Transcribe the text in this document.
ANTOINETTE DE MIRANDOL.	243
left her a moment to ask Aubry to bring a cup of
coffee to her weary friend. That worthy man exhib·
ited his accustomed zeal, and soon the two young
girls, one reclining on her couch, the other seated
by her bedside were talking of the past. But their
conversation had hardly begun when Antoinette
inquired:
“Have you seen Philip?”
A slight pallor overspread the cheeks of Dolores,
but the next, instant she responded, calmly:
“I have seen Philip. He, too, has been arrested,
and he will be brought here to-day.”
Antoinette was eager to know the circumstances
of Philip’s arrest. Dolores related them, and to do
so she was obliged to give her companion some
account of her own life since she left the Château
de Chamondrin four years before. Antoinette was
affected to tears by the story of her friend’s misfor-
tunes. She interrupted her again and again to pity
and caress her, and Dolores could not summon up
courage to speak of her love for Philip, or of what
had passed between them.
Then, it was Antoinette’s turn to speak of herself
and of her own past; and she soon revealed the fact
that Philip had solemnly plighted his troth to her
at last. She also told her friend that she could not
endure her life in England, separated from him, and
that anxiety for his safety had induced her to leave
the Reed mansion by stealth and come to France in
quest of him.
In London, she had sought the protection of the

● TO BE DONE
Which lines hold the word "could"? Copy each of them from the records.

● COMPLETE OUTPUT
and caress her, and Dolores could not summon up
at last. She also told her friend that she could not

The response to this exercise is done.